**Given request**: Repeat the records below exactly.

**Recorded information**:
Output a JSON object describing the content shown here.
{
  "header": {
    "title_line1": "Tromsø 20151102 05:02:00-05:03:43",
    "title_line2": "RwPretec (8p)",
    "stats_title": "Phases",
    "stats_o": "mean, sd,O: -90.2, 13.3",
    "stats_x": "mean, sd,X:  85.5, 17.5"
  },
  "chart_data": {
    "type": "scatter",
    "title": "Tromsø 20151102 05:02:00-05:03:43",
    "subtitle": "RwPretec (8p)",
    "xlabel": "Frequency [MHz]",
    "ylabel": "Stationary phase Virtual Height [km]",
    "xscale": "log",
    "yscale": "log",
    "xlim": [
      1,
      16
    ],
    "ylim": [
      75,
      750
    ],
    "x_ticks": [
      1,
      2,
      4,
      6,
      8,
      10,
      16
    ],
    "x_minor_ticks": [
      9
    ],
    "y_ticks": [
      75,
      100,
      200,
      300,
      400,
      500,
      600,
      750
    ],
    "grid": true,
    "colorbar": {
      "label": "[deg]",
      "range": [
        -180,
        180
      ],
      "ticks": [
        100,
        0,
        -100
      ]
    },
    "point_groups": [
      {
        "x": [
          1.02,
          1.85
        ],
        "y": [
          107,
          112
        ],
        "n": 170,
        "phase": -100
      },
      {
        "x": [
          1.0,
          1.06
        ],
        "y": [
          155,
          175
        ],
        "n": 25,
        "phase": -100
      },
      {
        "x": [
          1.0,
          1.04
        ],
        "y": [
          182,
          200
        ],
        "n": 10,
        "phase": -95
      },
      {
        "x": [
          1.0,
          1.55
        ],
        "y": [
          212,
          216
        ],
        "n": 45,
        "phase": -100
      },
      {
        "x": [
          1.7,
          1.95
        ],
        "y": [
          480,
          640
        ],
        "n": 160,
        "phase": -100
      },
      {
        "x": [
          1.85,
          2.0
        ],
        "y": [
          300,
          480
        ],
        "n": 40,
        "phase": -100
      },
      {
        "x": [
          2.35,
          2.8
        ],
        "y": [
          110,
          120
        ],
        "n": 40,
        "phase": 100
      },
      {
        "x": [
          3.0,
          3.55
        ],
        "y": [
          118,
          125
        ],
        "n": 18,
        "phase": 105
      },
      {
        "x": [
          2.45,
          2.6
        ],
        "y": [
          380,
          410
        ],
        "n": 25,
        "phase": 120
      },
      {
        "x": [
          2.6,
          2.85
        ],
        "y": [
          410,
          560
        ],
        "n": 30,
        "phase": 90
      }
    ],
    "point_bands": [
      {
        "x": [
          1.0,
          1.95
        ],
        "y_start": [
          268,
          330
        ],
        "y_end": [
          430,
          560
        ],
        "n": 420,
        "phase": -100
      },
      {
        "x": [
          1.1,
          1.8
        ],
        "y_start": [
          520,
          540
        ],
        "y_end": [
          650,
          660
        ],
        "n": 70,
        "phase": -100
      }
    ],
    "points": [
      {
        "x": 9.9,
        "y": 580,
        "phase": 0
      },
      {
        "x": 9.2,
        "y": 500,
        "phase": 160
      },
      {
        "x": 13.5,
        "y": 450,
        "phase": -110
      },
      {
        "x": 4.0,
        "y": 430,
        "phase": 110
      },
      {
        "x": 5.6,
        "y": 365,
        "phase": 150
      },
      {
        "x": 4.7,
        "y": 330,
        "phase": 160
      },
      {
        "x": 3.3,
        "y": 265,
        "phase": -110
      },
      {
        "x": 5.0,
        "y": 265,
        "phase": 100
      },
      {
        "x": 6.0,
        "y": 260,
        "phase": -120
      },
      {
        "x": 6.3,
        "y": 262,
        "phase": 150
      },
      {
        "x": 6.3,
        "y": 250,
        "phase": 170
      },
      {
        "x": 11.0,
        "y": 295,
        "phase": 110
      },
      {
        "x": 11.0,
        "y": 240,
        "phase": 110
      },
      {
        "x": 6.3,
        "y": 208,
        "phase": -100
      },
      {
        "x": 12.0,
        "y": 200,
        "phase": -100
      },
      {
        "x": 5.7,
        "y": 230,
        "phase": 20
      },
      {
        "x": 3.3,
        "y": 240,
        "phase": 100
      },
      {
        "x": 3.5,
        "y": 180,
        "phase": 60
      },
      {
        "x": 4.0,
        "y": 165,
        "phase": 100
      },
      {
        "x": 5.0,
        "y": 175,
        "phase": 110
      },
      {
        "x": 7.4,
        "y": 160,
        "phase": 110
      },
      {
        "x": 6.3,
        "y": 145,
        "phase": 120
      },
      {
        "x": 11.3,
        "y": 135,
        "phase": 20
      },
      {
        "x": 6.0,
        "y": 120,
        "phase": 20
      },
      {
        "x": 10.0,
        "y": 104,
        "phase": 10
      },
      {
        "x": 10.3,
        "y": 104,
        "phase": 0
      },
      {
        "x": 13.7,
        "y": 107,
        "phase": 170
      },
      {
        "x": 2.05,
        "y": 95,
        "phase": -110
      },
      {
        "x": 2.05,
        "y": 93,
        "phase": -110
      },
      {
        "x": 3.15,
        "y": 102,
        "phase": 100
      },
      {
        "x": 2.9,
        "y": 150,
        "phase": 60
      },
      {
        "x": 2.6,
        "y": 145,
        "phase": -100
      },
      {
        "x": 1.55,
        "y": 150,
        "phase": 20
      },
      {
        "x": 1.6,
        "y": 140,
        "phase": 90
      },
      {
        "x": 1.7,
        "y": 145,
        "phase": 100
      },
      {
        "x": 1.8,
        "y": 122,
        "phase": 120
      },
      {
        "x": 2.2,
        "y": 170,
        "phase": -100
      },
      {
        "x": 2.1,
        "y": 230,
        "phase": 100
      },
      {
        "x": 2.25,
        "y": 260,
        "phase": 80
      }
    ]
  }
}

**Completed exercise**:
Output a JSON object describing the content shown here.
{
  "header": {
    "title_line1": "Tromsø 20151102 05:02:00-05:03:43",
    "title_line2": "RwPretec (8p)",
    "stats_title": "Phases",
    "stats_o": "mean, sd,O: -90.2, 13.3",
    "stats_x": "mean, sd,X:  85.5, 17.5"
  },
  "chart_data": {
    "type": "scatter",
    "title": "Tromsø 20151102 05:02:00-05:03:43",
    "subtitle": "RwPretec (8p)",
    "xlabel": "Frequency [MHz]",
    "ylabel": "Stationary phase Virtual Height [km]",
    "xscale": "log",
    "yscale": "log",
    "xlim": [
      1,
      16
    ],
    "ylim": [
      75,
      750
    ],
    "x_ticks": [
      1,
      2,
      4,
      6,
      8,
      10,
      16
    ],
    "x_minor_ticks": [
      9
    ],
    "y_ticks": [
      75,
      100,
      200,
      300,
      400,
      500,
      600,
      750
    ],
    "grid": true,
    "colorbar": {
      "label": "[deg]",
      "range": [
        -180,
        180
      ],
      "ticks": [
        100,
        0,
        -100
      ]
    },
    "point_groups": [
      {
        "x": [
          1.02,
          1.85
        ],
        "y": [
          107,
          112
        ],
        "n": 170,
        "phase": -100
      },
      {
        "x": [
          1.0,
          1.06
        ],
        "y": [
          155,
          175
        ],
        "n": 25,
        "phase": -100
      },
      {
        "x": [
          1.0,
          1.04
        ],
        "y": [
          182,
          200
        ],
        "n": 10,
        "phase": -95
      },
      {
        "x": [
          1.0,
          1.55
        ],
        "y": [
          212,
          216
        ],
        "n": 45,
        "phase": -100
      },
      {
        "x": [
          1.7,
          1.95
        ],
        "y": [
          480,
          640
        ],
        "n": 160,
        "phase": -100
      },
      {
        "x": [
          1.85,
          2.0
        ],
        "y": [
          300,
          480
        ],
        "n": 40,
        "phase": -100
      },
      {
        "x": [
          2.35,
          2.8
        ],
        "y": [
          110,
          120
        ],
        "n": 40,
        "phase": 100
      },
      {
        "x": [
          3.0,
          3.55
        ],
        "y": [
          118,
          125
        ],
        "n": 18,
        "phase": 105
      },
      {
        "x": [
          2.45,
          2.6
        ],
        "y": [
          380,
          410
        ],
        "n": 25,
        "phase": 120
      },
      {
        "x": [
          2.6,
          2.85
        ],
        "y": [
          410,
          560
        ],
        "n": 30,
        "phase": 90
      }
    ],
    "point_bands": [
      {
        "x": [
          1.0,
          1.95
        ],
        "y_start": [
          268,
          330
        ],
        "y_end": [
          430,
          560
        ],
        "n": 420,
        "phase": -100
      },
      {
        "x": [
          1.1,
          1.8
        ],
        "y_start": [
          520,
          540
        ],
        "y_end": [
          650,
          660
        ],
        "n": 70,
        "phase": -100
      }
    ],
    "points": [
      {
        "x": 9.9,
        "y": 580,
        "phase": 0
      },
      {
        "x": 9.2,
        "y": 500,
        "phase": 160
      },
      {
        "x": 13.5,
        "y": 450,
        "phase": -110
      },
      {
        "x": 4.0,
        "y": 430,
        "phase": 110
      },
      {
        "x": 5.6,
        "y": 365,
        "phase": 150
      },
      {
        "x": 4.7,
        "y": 330,
        "phase": 160
      },
      {
        "x": 3.3,
        "y": 265,
        "phase": -110
      },
      {
        "x": 5.0,
        "y": 265,
        "phase": 100
      },
      {
        "x": 6.0,
        "y": 260,
        "phase": -120
      },
      {
        "x": 6.3,
        "y": 262,
        "phase": 150
      },
      {
        "x": 6.3,
        "y": 250,
        "phase": 170
      },
      {
        "x": 11.0,
        "y": 295,
        "phase": 110
      },
      {
        "x": 11.0,
        "y": 240,
        "phase": 110
      },
      {
        "x": 6.3,
        "y": 208,
        "phase": -100
      },
      {
        "x": 12.0,
        "y": 200,
        "phase": -100
      },
      {
        "x": 5.7,
        "y": 230,
        "phase": 20
      },
      {
        "x": 3.3,
        "y": 240,
        "phase": 100
      },
      {
        "x": 3.5,
        "y": 180,
        "phase": 60
      },
      {
        "x": 4.0,
        "y": 165,
        "phase": 100
      },
      {
        "x": 5.0,
        "y": 175,
        "phase": 110
      },
      {
        "x": 7.4,
        "y": 160,
        "phase": 110
      },
      {
        "x": 6.3,
        "y": 145,
        "phase": 120
      },
      {
        "x": 11.3,
        "y": 135,
        "phase": 20
      },
      {
        "x": 6.0,
        "y": 120,
        "phase": 20
      },
      {
        "x": 10.0,
        "y": 104,
        "phase": 10
      },
      {
        "x": 10.3,
        "y": 104,
        "phase": 0
      },
      {
        "x": 13.7,
        "y": 107,
        "phase": 170
      },
      {
        "x": 2.05,
        "y": 95,
        "phase": -110
      },
      {
        "x": 2.05,
        "y": 93,
        "phase": -110
      },
      {
        "x": 3.15,
        "y": 102,
        "phase": 100
      },
      {
        "x": 2.9,
        "y": 150,
        "phase": 60
      },
      {
        "x": 2.6,
        "y": 145,
        "phase": -100
      },
      {
        "x": 1.55,
        "y": 150,
        "phase": 20
      },
      {
        "x": 1.6,
        "y": 140,
        "phase": 90
      },
      {
        "x": 1.7,
        "y": 145,
        "phase": 100
      },
      {
        "x": 1.8,
        "y": 122,
        "phase": 120
      },
      {
        "x": 2.2,
        "y": 170,
        "phase": -100
      },
      {
        "x": 2.1,
        "y": 230,
        "phase": 100
      },
      {
        "x": 2.25,
        "y": 260,
        "phase": 80
      }
    ]
  }
}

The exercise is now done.